THE TASK
Find each line holding the word "series" and give the number of such lines, nothing else.

EXCERPTED DATA
[BEGIN]
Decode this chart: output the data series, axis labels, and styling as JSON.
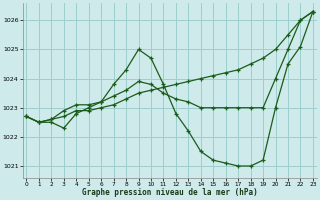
{
  "title": "Graphe pression niveau de la mer (hPa)",
  "bg_color": "#ceeaea",
  "grid_color": "#9ecece",
  "line_color": "#1a5c1a",
  "xlim": [
    -0.3,
    23.3
  ],
  "ylim": [
    1020.6,
    1026.6
  ],
  "yticks": [
    1021,
    1022,
    1023,
    1024,
    1025,
    1026
  ],
  "xticks": [
    0,
    1,
    2,
    3,
    4,
    5,
    6,
    7,
    8,
    9,
    10,
    11,
    12,
    13,
    14,
    15,
    16,
    17,
    18,
    19,
    20,
    21,
    22,
    23
  ],
  "series": [
    {
      "x": [
        0,
        1,
        2,
        3,
        4,
        5,
        6,
        7,
        8,
        9,
        10,
        11,
        12,
        13,
        14,
        15,
        16,
        17,
        18,
        19,
        20,
        21,
        22,
        23
      ],
      "y": [
        1022.7,
        1022.5,
        1022.6,
        1022.7,
        1022.9,
        1022.9,
        1023.0,
        1023.1,
        1023.3,
        1023.5,
        1023.6,
        1023.7,
        1023.8,
        1023.9,
        1024.0,
        1024.1,
        1024.2,
        1024.3,
        1024.5,
        1024.7,
        1025.0,
        1025.5,
        1026.0,
        1026.3
      ],
      "style": "solid",
      "marker": true
    },
    {
      "x": [
        0,
        1,
        2,
        3,
        4,
        5,
        6,
        7,
        8,
        9,
        10,
        11,
        12,
        13,
        14,
        15,
        16,
        17,
        18,
        19,
        20,
        21,
        22,
        23
      ],
      "y": [
        1022.7,
        1022.5,
        1022.5,
        1022.3,
        1022.8,
        1023.0,
        1023.2,
        1023.8,
        1024.3,
        1025.0,
        1024.7,
        1023.8,
        1022.8,
        1022.2,
        1021.5,
        1021.2,
        1021.1,
        1021.0,
        1021.0,
        1021.2,
        1023.0,
        1024.5,
        1025.1,
        1026.3
      ],
      "style": "solid",
      "marker": true
    },
    {
      "x": [
        0,
        1,
        2,
        3,
        4,
        5,
        6,
        7,
        8,
        9,
        10,
        11,
        12,
        13,
        14,
        15,
        16,
        17,
        18,
        19,
        20,
        21,
        22,
        23
      ],
      "y": [
        1022.7,
        1022.5,
        1022.6,
        1022.9,
        1023.1,
        1023.1,
        1023.2,
        1023.4,
        1023.6,
        1023.9,
        1023.8,
        1023.5,
        1023.3,
        1023.2,
        1023.0,
        1023.0,
        1023.0,
        1023.0,
        1023.0,
        1023.0,
        1024.0,
        1025.0,
        1026.0,
        1026.3
      ],
      "style": "solid",
      "marker": true
    }
  ]
}
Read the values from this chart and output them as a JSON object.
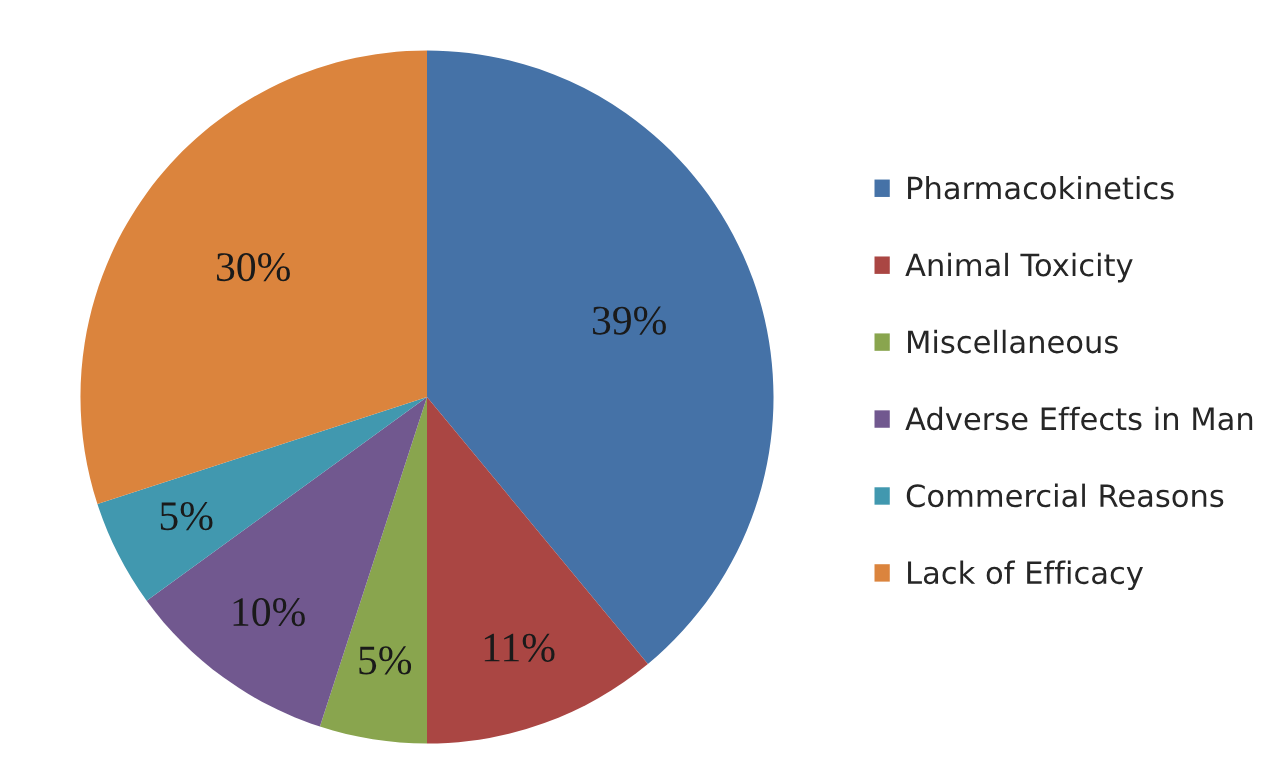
{
  "chart_data": {
    "type": "pie",
    "categories": [
      "Pharmacokinetics",
      "Animal Toxicity",
      "Miscellaneous",
      "Adverse Effects in Man",
      "Commercial Reasons",
      "Lack of Efficacy"
    ],
    "values": [
      39,
      11,
      5,
      10,
      5,
      30
    ],
    "colors": [
      "#4572a7",
      "#aa4643",
      "#89a54e",
      "#71588f",
      "#4198af",
      "#db843d"
    ],
    "value_labels": [
      "39%",
      "11%",
      "5%",
      "10%",
      "5%",
      "30%"
    ],
    "legend": "right"
  }
}
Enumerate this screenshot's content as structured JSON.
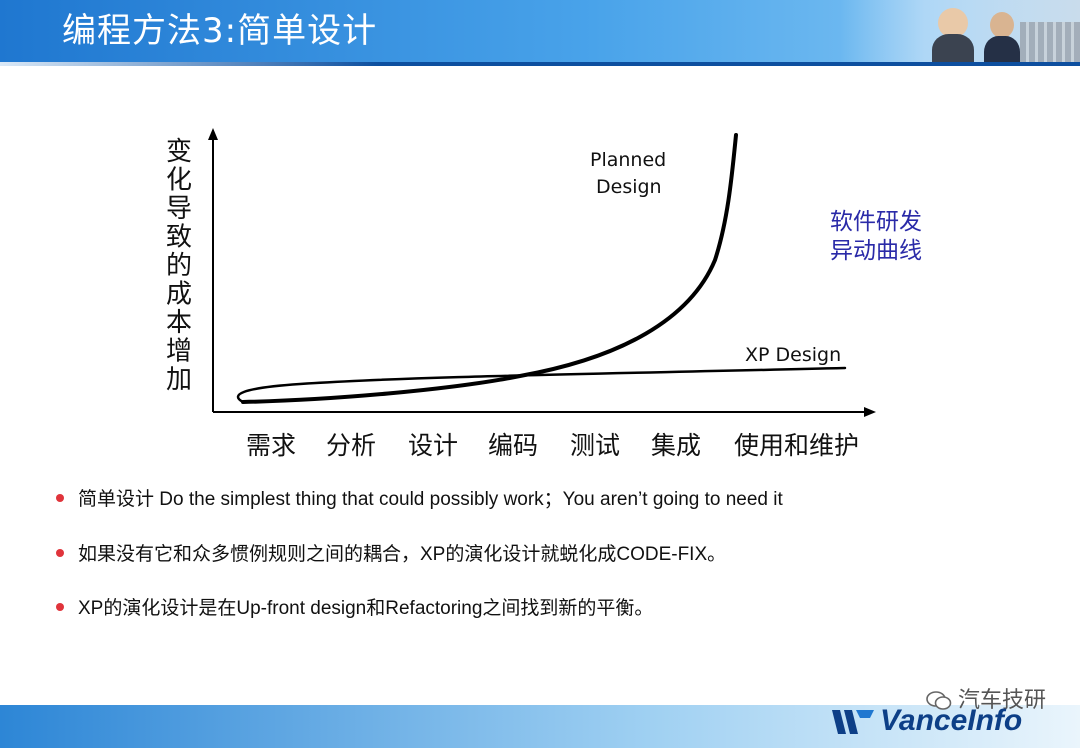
{
  "header": {
    "title": "编程方法3:简单设计"
  },
  "chart_data": {
    "type": "line",
    "ylabel": "变化导致的成本增加",
    "categories": [
      "需求",
      "分析",
      "设计",
      "编码",
      "测试",
      "集成",
      "使用和维护"
    ],
    "series": [
      {
        "name": "Planned Design",
        "label_lines": [
          "Planned",
          "Design"
        ]
      },
      {
        "name": "XP Design"
      }
    ],
    "note_lines": [
      "软件研发",
      "异动曲线"
    ]
  },
  "bullets": [
    {
      "text": "简单设计  Do the simplest thing that could possibly work；You aren’t going to need it"
    },
    {
      "text": "如果没有它和众多惯例规则之间的耦合，XP的演化设计就蜕化成CODE-FIX。"
    },
    {
      "text": "XP的演化设计是在Up-front design和Refactoring之间找到新的平衡。"
    }
  ],
  "footer": {
    "watermark": "汽车技研",
    "logo": "VanceInfo"
  },
  "colors": {
    "header": "#1f77d0",
    "bullet": "#e0343b",
    "note": "#2a2aa8",
    "logo": "#0d3f87"
  }
}
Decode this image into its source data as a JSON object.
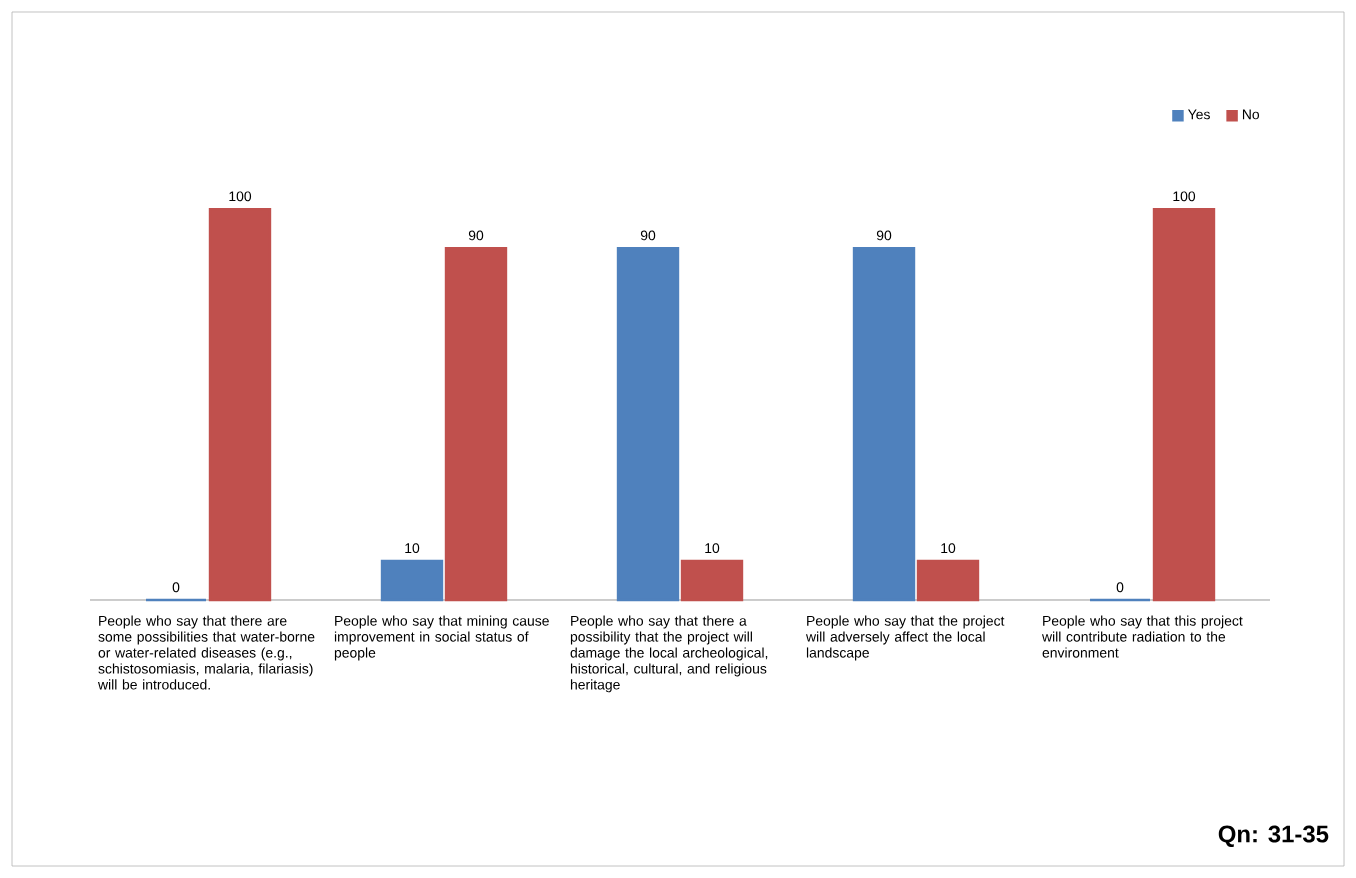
{
  "chart_data": {
    "type": "bar",
    "categories": [
      "People who say that there are some possibilities that water-borne or water-related diseases (e.g., schistosomiasis, malaria, filariasis) will be introduced.",
      "People who say that mining cause improvement in social status of people",
      "People who say that there a possibility that the project will damage the local archeological, historical, cultural, and religious heritage",
      "People who say that the project will adversely affect the local landscape",
      "People who say that this project will contribute radiation to the environment"
    ],
    "series": [
      {
        "name": "Yes",
        "color": "#4f81bd",
        "values": [
          0,
          10,
          90,
          90,
          0
        ]
      },
      {
        "name": "No",
        "color": "#c0504d",
        "values": [
          100,
          90,
          10,
          10,
          100
        ]
      }
    ],
    "data_labels": true,
    "legend": "top right",
    "grid": false,
    "tick_labels": "x",
    "annotations": [
      "Qn: 31-35"
    ]
  }
}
[END]
EXERCISE RESULT
4